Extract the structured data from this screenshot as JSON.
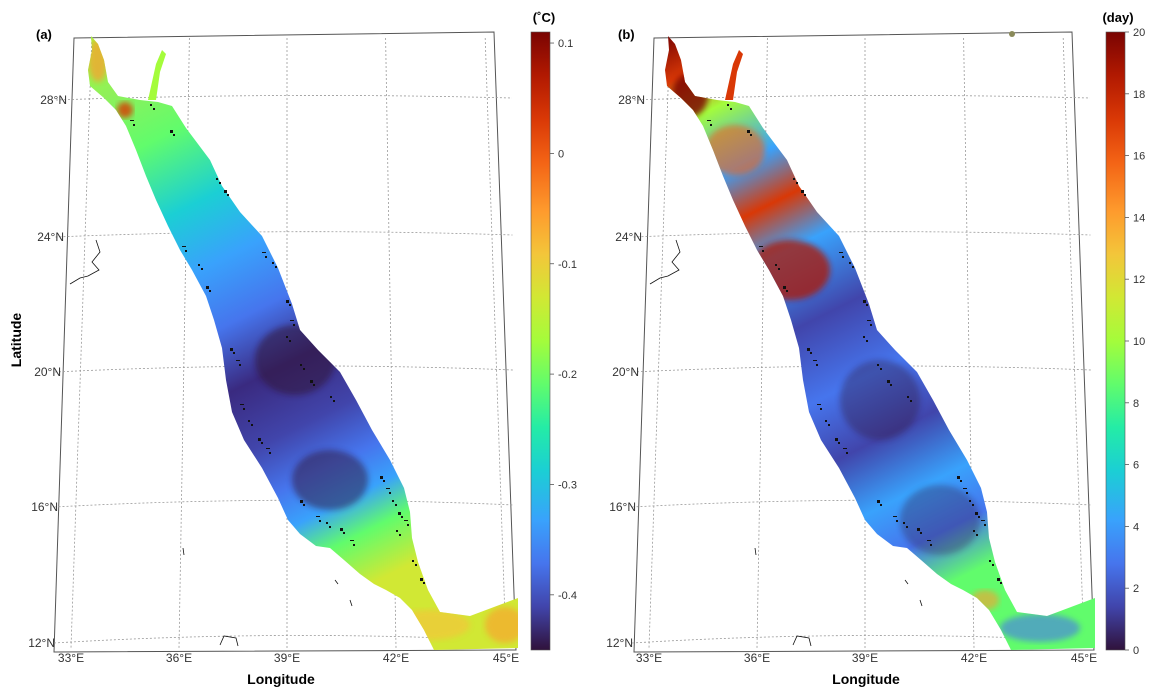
{
  "panels": [
    {
      "label": "(a)",
      "colorbar": {
        "unit": "(˚C)",
        "ticks": [
          "0.1",
          "0",
          "-0.1",
          "-0.2",
          "-0.3",
          "-0.4"
        ],
        "tick_values": [
          0.1,
          0,
          -0.1,
          -0.2,
          -0.3,
          -0.4
        ],
        "range": [
          -0.45,
          0.11
        ],
        "colormap": [
          "#30123b",
          "#4145ab",
          "#4675ed",
          "#39a2fc",
          "#1bcfd4",
          "#24eca6",
          "#61fc6c",
          "#a4fc3b",
          "#d1e834",
          "#f3c63a",
          "#fe9b2d",
          "#f36315",
          "#d93806",
          "#b11901",
          "#7a0402"
        ]
      },
      "ylabel": "Latitude",
      "xlabel": "Longitude"
    },
    {
      "label": "(b)",
      "colorbar": {
        "unit": "(day)",
        "ticks": [
          "20",
          "18",
          "16",
          "14",
          "12",
          "10",
          "8",
          "6",
          "4",
          "2",
          "0"
        ],
        "tick_values": [
          20,
          18,
          16,
          14,
          12,
          10,
          8,
          6,
          4,
          2,
          0
        ],
        "range": [
          0,
          20
        ],
        "colormap": [
          "#30123b",
          "#4145ab",
          "#4675ed",
          "#39a2fc",
          "#1bcfd4",
          "#24eca6",
          "#61fc6c",
          "#a4fc3b",
          "#d1e834",
          "#f3c63a",
          "#fe9b2d",
          "#f36315",
          "#d93806",
          "#b11901",
          "#7a0402"
        ]
      },
      "xlabel": "Longitude"
    }
  ],
  "map": {
    "lat_ticks": [
      "28°N",
      "24°N",
      "20°N",
      "16°N",
      "12°N"
    ],
    "lon_ticks": [
      "33°E",
      "36°E",
      "39°E",
      "42°E",
      "45°E"
    ],
    "lat_values": [
      28,
      24,
      20,
      16,
      12
    ],
    "lon_values": [
      33,
      36,
      39,
      42,
      45
    ],
    "colors": {
      "panel_a_sea": [
        "#a4fc3b",
        "#61fc6c",
        "#1bcfd4",
        "#39a2fc",
        "#4675ed",
        "#4145ab",
        "#3a2a80",
        "#4145ab",
        "#4675ed",
        "#39a2fc",
        "#61fc6c",
        "#d1e834"
      ],
      "panel_b_sea": [
        "#7a0402",
        "#d93806",
        "#61fc6c",
        "#39a2fc",
        "#d93806",
        "#4675ed",
        "#4145ab",
        "#4675ed",
        "#4145ab",
        "#39a2fc",
        "#4675ed",
        "#61fc6c"
      ]
    }
  }
}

# # # # #

- **GIVEN TASK**:
Every line of the data above should be quoted exactly. Omit the pictures.

- **SOLUTION BELOW**:
Extract the structured data from this screenshot as JSON.
{
  "panels": [
    {
      "label": "(a)",
      "colorbar": {
        "unit": "(˚C)",
        "ticks": [
          "0.1",
          "0",
          "-0.1",
          "-0.2",
          "-0.3",
          "-0.4"
        ],
        "tick_values": [
          0.1,
          0,
          -0.1,
          -0.2,
          -0.3,
          -0.4
        ],
        "range": [
          -0.45,
          0.11
        ],
        "colormap": [
          "#30123b",
          "#4145ab",
          "#4675ed",
          "#39a2fc",
          "#1bcfd4",
          "#24eca6",
          "#61fc6c",
          "#a4fc3b",
          "#d1e834",
          "#f3c63a",
          "#fe9b2d",
          "#f36315",
          "#d93806",
          "#b11901",
          "#7a0402"
        ]
      },
      "ylabel": "Latitude",
      "xlabel": "Longitude"
    },
    {
      "label": "(b)",
      "colorbar": {
        "unit": "(day)",
        "ticks": [
          "20",
          "18",
          "16",
          "14",
          "12",
          "10",
          "8",
          "6",
          "4",
          "2",
          "0"
        ],
        "tick_values": [
          20,
          18,
          16,
          14,
          12,
          10,
          8,
          6,
          4,
          2,
          0
        ],
        "range": [
          0,
          20
        ],
        "colormap": [
          "#30123b",
          "#4145ab",
          "#4675ed",
          "#39a2fc",
          "#1bcfd4",
          "#24eca6",
          "#61fc6c",
          "#a4fc3b",
          "#d1e834",
          "#f3c63a",
          "#fe9b2d",
          "#f36315",
          "#d93806",
          "#b11901",
          "#7a0402"
        ]
      },
      "xlabel": "Longitude"
    }
  ],
  "map": {
    "lat_ticks": [
      "28°N",
      "24°N",
      "20°N",
      "16°N",
      "12°N"
    ],
    "lon_ticks": [
      "33°E",
      "36°E",
      "39°E",
      "42°E",
      "45°E"
    ],
    "lat_values": [
      28,
      24,
      20,
      16,
      12
    ],
    "lon_values": [
      33,
      36,
      39,
      42,
      45
    ],
    "colors": {
      "panel_a_sea": [
        "#a4fc3b",
        "#61fc6c",
        "#1bcfd4",
        "#39a2fc",
        "#4675ed",
        "#4145ab",
        "#3a2a80",
        "#4145ab",
        "#4675ed",
        "#39a2fc",
        "#61fc6c",
        "#d1e834"
      ],
      "panel_b_sea": [
        "#7a0402",
        "#d93806",
        "#61fc6c",
        "#39a2fc",
        "#d93806",
        "#4675ed",
        "#4145ab",
        "#4675ed",
        "#4145ab",
        "#39a2fc",
        "#4675ed",
        "#61fc6c"
      ]
    }
  }
}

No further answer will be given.